PROVIDED RECORDS
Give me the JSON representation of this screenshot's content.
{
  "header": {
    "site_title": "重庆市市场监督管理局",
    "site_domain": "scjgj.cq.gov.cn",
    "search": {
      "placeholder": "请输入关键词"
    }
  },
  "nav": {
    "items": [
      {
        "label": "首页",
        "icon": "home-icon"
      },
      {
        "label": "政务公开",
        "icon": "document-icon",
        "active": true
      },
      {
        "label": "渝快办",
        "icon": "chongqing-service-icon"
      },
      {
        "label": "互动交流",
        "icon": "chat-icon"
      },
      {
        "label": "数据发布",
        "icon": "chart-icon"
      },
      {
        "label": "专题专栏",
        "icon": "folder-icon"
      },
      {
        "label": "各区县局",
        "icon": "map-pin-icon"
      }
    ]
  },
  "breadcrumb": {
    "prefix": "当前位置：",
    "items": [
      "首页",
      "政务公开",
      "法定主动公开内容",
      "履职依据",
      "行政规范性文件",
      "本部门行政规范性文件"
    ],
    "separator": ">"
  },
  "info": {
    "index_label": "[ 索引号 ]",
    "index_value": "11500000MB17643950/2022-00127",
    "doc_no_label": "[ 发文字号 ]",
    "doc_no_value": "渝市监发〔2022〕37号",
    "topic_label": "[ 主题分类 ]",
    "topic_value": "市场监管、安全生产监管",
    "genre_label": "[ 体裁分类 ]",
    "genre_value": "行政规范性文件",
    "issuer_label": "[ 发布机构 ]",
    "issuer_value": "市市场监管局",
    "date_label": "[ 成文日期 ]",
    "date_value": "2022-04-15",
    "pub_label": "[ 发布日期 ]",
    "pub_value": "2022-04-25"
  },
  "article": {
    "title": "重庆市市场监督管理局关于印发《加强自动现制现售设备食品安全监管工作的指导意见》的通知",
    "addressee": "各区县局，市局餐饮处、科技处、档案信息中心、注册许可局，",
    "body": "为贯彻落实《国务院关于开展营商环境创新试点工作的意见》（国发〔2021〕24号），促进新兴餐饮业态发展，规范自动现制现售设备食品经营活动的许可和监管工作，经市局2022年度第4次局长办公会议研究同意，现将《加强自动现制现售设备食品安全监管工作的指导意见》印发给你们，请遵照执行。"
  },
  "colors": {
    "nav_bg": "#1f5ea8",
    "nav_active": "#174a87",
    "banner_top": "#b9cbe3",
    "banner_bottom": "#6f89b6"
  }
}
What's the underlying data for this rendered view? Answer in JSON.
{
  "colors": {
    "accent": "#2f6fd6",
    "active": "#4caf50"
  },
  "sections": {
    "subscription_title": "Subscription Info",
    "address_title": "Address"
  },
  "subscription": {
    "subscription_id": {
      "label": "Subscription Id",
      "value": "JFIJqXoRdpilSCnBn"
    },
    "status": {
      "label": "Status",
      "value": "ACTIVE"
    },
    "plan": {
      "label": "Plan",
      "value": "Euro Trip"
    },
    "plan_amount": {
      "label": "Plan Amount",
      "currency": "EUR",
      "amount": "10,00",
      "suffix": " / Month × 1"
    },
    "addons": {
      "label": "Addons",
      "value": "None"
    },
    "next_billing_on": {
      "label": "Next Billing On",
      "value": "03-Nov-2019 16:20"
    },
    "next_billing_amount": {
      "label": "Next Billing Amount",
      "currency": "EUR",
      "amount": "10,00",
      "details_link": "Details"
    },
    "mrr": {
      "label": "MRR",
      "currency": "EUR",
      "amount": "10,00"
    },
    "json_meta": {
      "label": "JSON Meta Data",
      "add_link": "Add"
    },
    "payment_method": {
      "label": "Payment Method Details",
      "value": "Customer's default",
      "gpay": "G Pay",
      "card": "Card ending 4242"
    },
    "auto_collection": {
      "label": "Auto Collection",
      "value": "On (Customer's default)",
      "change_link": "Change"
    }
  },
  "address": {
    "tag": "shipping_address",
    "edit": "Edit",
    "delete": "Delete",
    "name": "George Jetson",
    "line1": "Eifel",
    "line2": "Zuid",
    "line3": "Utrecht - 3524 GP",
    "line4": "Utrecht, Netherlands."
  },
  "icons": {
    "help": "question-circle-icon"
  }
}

WHAT NEEDS TO BE DONE
Return each line that includes "加强自动现制现售设备食品安全监管工作的指导意见".

COMPLETE OUTPUT
    "title": "重庆市市场监督管理局关于印发《加强自动现制现售设备食品安全监管工作的指导意见》的通知",
    "body": "为贯彻落实《国务院关于开展营商环境创新试点工作的意见》（国发〔2021〕24号），促进新兴餐饮业态发展，规范自动现制现售设备食品经营活动的许可和监管工作，经市局2022年度第4次局长办公会议研究同意，现将《加强自动现制现售设备食品安全监管工作的指导意见》印发给你们，请遵照执行。"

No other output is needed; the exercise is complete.